MATERIALS PROVIDED.
--------------------------------
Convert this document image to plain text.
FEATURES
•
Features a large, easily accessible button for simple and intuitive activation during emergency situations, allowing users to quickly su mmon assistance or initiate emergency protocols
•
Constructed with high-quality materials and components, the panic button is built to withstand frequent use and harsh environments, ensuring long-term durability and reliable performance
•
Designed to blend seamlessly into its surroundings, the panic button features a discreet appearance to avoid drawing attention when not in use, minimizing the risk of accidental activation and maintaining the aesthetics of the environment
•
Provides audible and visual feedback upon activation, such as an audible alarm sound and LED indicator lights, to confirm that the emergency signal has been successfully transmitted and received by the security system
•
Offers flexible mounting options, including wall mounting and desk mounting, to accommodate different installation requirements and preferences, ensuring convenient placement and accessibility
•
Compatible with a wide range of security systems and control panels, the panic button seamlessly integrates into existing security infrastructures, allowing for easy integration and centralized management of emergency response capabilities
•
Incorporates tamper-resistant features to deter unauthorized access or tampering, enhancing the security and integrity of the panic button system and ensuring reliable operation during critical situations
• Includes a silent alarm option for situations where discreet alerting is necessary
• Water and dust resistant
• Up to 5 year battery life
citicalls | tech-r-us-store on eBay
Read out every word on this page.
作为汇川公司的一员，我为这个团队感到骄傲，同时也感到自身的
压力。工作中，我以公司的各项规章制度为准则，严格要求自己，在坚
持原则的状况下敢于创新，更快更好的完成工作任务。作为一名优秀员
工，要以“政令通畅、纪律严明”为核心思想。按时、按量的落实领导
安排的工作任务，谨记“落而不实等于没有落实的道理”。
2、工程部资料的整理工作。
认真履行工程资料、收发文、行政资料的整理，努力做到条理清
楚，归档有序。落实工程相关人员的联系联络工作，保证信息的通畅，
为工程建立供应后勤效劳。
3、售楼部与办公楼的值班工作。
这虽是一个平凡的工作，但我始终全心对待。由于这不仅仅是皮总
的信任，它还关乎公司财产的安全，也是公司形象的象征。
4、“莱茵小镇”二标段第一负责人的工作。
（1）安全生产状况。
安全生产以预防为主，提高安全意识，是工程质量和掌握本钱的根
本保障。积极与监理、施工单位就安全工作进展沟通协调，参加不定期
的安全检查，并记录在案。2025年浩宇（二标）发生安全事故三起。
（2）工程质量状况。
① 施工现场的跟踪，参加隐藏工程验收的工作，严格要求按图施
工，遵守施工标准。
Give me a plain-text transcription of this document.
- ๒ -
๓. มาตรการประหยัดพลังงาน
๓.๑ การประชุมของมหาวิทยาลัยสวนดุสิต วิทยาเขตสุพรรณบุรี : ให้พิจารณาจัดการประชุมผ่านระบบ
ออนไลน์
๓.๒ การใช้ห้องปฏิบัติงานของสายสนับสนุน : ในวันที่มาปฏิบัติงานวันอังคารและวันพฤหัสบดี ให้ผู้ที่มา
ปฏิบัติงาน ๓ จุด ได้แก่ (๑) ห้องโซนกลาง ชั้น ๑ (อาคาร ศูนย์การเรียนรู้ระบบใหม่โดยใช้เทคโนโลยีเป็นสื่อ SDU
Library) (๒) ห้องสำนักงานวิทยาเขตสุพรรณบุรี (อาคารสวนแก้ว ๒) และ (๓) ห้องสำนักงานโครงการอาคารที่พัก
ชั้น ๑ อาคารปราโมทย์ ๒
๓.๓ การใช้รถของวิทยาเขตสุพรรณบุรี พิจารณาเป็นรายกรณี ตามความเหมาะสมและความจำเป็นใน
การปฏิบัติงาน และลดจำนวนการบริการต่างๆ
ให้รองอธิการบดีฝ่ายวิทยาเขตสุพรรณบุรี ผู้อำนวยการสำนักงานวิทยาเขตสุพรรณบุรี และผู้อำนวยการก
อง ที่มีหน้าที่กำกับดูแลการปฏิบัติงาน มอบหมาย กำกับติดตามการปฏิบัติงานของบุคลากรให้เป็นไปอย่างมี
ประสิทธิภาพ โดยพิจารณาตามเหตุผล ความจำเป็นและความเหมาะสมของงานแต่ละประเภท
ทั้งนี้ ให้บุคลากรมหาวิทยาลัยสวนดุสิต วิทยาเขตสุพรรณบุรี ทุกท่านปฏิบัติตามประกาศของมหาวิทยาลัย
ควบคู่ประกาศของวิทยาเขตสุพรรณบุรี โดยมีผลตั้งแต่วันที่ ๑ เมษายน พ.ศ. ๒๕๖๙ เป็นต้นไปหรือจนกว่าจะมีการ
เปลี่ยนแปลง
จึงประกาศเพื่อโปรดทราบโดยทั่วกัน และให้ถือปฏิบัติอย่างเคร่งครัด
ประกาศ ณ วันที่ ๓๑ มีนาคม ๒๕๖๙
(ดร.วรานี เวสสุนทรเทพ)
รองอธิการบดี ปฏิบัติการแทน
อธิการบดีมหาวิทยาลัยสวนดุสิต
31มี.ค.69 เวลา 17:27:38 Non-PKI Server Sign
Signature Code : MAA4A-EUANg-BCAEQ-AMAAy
--------------------------------
SHORT TASK.
Find the word "alarm" in the material, then list each line that holds it.

SOLVED EXERCISE.
Provides audible and visual feedback upon activation, such as an audible alarm sound and LED indicator lights, to confirm that the emergency signal has been successfully transmitted and received by the security system
• Includes a silent alarm option for situations where discreet alerting is necessary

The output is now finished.